Existe algo de profundamente desconfortável — e, por isso mesmo, urgente — em admitir que a maior parte dos alunos que “fracassam” na escola não o fazem por incapacidade ou desinteresse, mas porque o próprio projeto pedagógico não os contempla. É mais fácil culpar o estudante do que revisar os alicerces da escola. Mais conveniente apontar a apatia juvenil do que encarar que muitas vezes é o currículo que adoece, a aula que entorpece, o professor que repete, o sistema que exclui.
O fracasso escolar raramente é individual. Ele se manifesta no silêncio de quem já desistiu de perguntar, na indisciplina de quem aprendeu que atrapalhar é melhor do que ser ignorado, na evasão camuflada de quem comparece fisicamente, mas já foi embora por dentro. Um olhar mais atento revela que o estudante não é o problema: ele é o sintoma. Sintoma de uma estrutura que resiste a enxergar a diversidade como potência e insiste em padronizar trajetórias como se a educação fosse linha de montagem.
Há décadas, educadores como Anísio Teixeira e Paulo Freire nos alertaram sobre isso. Freire, em especial, rompeu com a ideia de que ensinar é transferir conteúdo para uma cabeça “vazia”. Para ele, a educação libertadora começa na escuta: escuta do contexto, das histórias, das subjetividades. Se o aluno não aprende, é preciso perguntar por que — e essa pergunta não pode parar na superfície. Há fome de sentido, de pertencimento, de reconhecimento. E nenhuma prova padronizada mede isso.
Ainda assim, a escola parece presa a um modelo de racionalidade industrial. Planejamentos que partem de metas, e não de pessoas. Avaliações que mais classificam do que orientam. Tempos rígidos, espaços inflexíveis, metodologias que ignoram o que já se sabe sobre cognição e emoção. O estudante “fracassa” porque tentamos encaixá-lo em um modelo que foi feito para poucos — e fingimos que é mérito sobreviver a ele.
A professora que repete o conteúdo sem pausas, o gestor que prioriza os rankings de desempenho, o sistema que reduz a aprendizagem a números — todos colaboram, ainda que sem intenção, para a manutenção de uma lógica que exclui com requinte. Mas a escola que não revê suas práticas acaba transformando a diferença em desvio, o tempo próprio em atraso, a criatividade em indisciplina.
§ §
• [Partes do exercício]:
- 1) Reescreva a parte do texto sobre fracasso escolar que se inicia com as palavras "Ainda assim, a" e termina em "criatividade em indisciplina.", trocando "requinte" por "sofisticação".
- 2) Traduza para o inglês esta frase do texto sobre fracasso escolar: "O fracasso escolar raramente é individual."

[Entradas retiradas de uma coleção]
§ §
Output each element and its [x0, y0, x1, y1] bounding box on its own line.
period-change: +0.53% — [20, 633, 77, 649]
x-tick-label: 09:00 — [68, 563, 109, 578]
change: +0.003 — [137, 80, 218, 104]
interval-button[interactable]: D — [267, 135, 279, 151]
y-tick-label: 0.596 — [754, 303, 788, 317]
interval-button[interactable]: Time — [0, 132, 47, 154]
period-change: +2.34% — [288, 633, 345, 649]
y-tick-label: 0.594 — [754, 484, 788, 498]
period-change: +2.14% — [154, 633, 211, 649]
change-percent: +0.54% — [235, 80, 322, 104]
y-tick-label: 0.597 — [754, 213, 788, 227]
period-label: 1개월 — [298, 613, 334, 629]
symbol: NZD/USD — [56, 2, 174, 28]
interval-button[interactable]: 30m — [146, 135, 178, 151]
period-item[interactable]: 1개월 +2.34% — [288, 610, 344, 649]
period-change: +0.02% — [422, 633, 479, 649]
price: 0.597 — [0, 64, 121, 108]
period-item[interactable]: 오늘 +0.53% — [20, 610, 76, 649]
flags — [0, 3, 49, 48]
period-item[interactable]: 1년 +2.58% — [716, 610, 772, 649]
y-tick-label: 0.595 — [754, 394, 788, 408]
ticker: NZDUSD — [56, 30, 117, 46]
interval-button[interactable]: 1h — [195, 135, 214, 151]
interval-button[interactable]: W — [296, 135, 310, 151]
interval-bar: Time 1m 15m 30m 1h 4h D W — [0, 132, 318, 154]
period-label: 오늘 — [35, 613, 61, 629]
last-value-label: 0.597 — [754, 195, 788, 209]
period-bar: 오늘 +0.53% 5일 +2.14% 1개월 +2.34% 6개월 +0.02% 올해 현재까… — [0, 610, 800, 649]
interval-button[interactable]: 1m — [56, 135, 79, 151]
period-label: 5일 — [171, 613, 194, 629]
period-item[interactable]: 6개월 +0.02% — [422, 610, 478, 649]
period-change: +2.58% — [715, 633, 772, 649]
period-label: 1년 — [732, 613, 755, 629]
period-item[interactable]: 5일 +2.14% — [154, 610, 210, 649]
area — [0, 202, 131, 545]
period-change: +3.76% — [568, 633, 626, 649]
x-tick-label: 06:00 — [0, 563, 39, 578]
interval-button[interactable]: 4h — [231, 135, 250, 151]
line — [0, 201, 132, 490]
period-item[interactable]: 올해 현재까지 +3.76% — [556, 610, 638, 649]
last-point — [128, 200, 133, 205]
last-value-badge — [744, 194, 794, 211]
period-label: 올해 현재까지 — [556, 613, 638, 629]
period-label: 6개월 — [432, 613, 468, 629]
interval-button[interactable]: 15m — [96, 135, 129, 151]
§ §
• [Respostas do exercício]:
- 1)
Ainda assim, a escola parece presa a um modelo de racionalidade industrial. Planejamentos que partem de metas, e não de pessoas. Avaliações que mais classificam do que orientam. Tempos rígidos, espaços inflexíveis, metodologias que ignoram o que já se sabe sobre cognição e emoção. O estudante “fracassa” porque tentamos encaixá-lo em um modelo que foi feito para poucos — e fingimos que é mérito sobreviver a ele.
A professora que repete o conteúdo sem pausas, o gestor que prioriza os rankings de desempenho, o sistema que reduz a aprendizagem a números — todos colaboram, ainda que sem intenção, para a manutenção de uma lógica que exclui com sofisticação. Mas a escola que não revê suas práticas acaba transformando a diferença em desvio, o tempo próprio em atraso, a criatividade em indisciplina.

- 2) School failure is rarely individual.